(Extracted records)
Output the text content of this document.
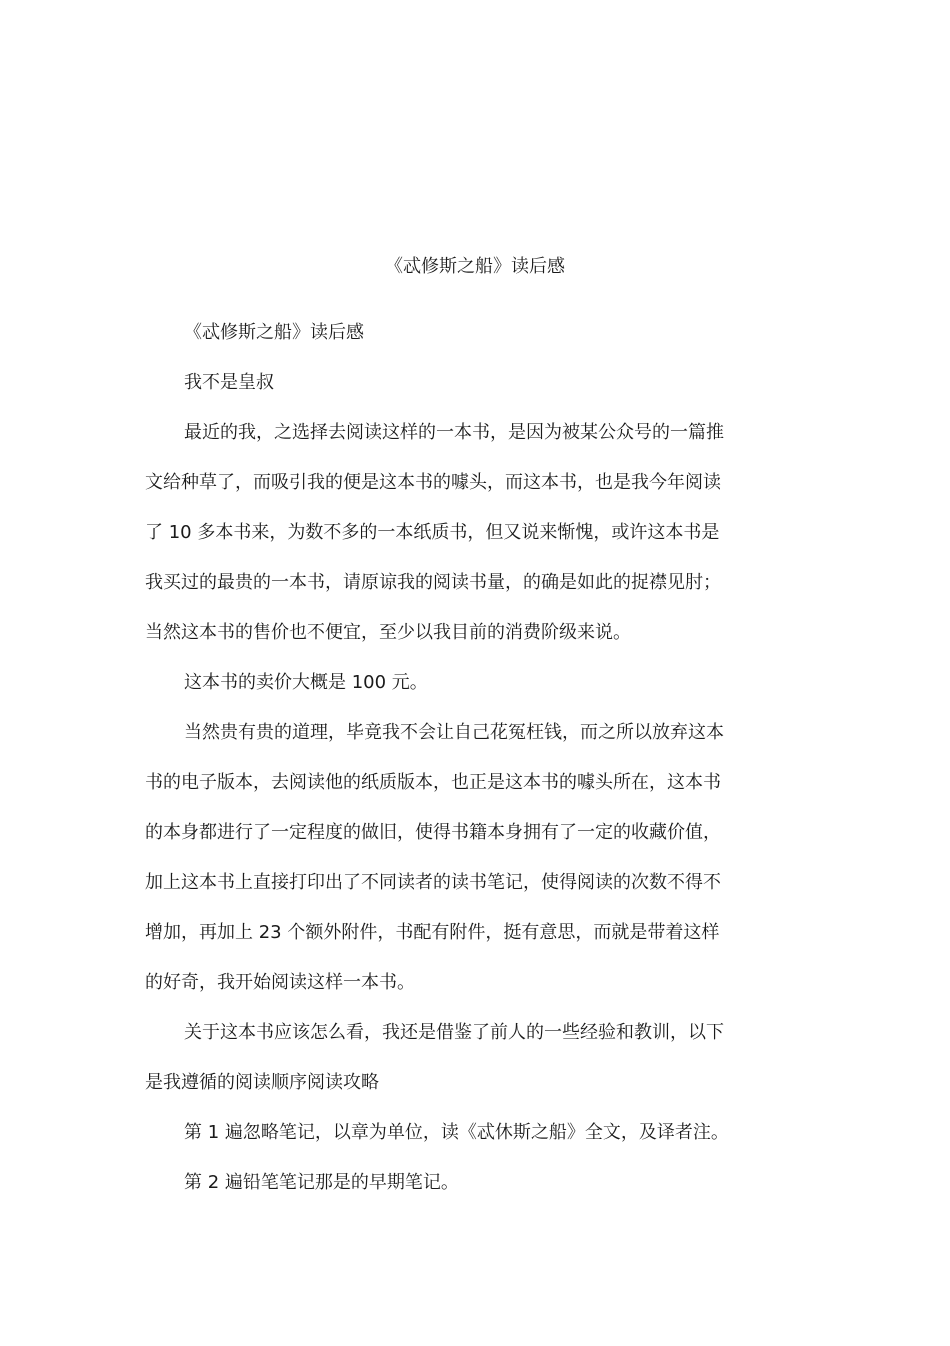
《忒修斯之船》读后感

《忒修斯之船》读后感

我不是皇叔

最近的我，之选择去阅读这样的一本书，是因为被某公众号的一篇推

文给种草了，而吸引我的便是这本书的噱头，而这本书，也是我今年阅读

了 10 多本书来，为数不多的一本纸质书，但又说来惭愧，或许这本书是

我买过的最贵的一本书，请原谅我的阅读书量，的确是如此的捉襟见肘；

当然这本书的售价也不便宜，至少以我目前的消费阶级来说。

这本书的卖价大概是 100 元。

当然贵有贵的道理，毕竟我不会让自己花冤枉钱，而之所以放弃这本

书的电子版本，去阅读他的纸质版本，也正是这本书的噱头所在，这本书

的本身都进行了一定程度的做旧，使得书籍本身拥有了一定的收藏价值，

加上这本书上直接打印出了不同读者的读书笔记，使得阅读的次数不得不

增加，再加上 23 个额外附件，书配有附件，挺有意思，而就是带着这样

的好奇，我开始阅读这样一本书。

关于这本书应该怎么看，我还是借鉴了前人的一些经验和教训，以下

是我遵循的阅读顺序阅读攻略

第 1 遍忽略笔记，以章为单位，读《忒休斯之船》全文，及译者注。

第 2 遍铅笔笔记那是的早期笔记。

Requirement » Quote the material in full and exactly; do not carry over its pictures.

Exercise solution »
Output the text content of this document.
《忒修斯之船》读后感

《忒修斯之船》读后感

我不是皇叔

最近的我，之选择去阅读这样的一本书，是因为被某公众号的一篇推

文给种草了，而吸引我的便是这本书的噱头，而这本书，也是我今年阅读

了 10 多本书来，为数不多的一本纸质书，但又说来惭愧，或许这本书是

我买过的最贵的一本书，请原谅我的阅读书量，的确是如此的捉襟见肘；

当然这本书的售价也不便宜，至少以我目前的消费阶级来说。

这本书的卖价大概是 100 元。

当然贵有贵的道理，毕竟我不会让自己花冤枉钱，而之所以放弃这本

书的电子版本，去阅读他的纸质版本，也正是这本书的噱头所在，这本书

的本身都进行了一定程度的做旧，使得书籍本身拥有了一定的收藏价值，

加上这本书上直接打印出了不同读者的读书笔记，使得阅读的次数不得不

增加，再加上 23 个额外附件，书配有附件，挺有意思，而就是带着这样

的好奇，我开始阅读这样一本书。

关于这本书应该怎么看，我还是借鉴了前人的一些经验和教训，以下

是我遵循的阅读顺序阅读攻略

第 1 遍忽略笔记，以章为单位，读《忒休斯之船》全文，及译者注。

第 2 遍铅笔笔记那是的早期笔记。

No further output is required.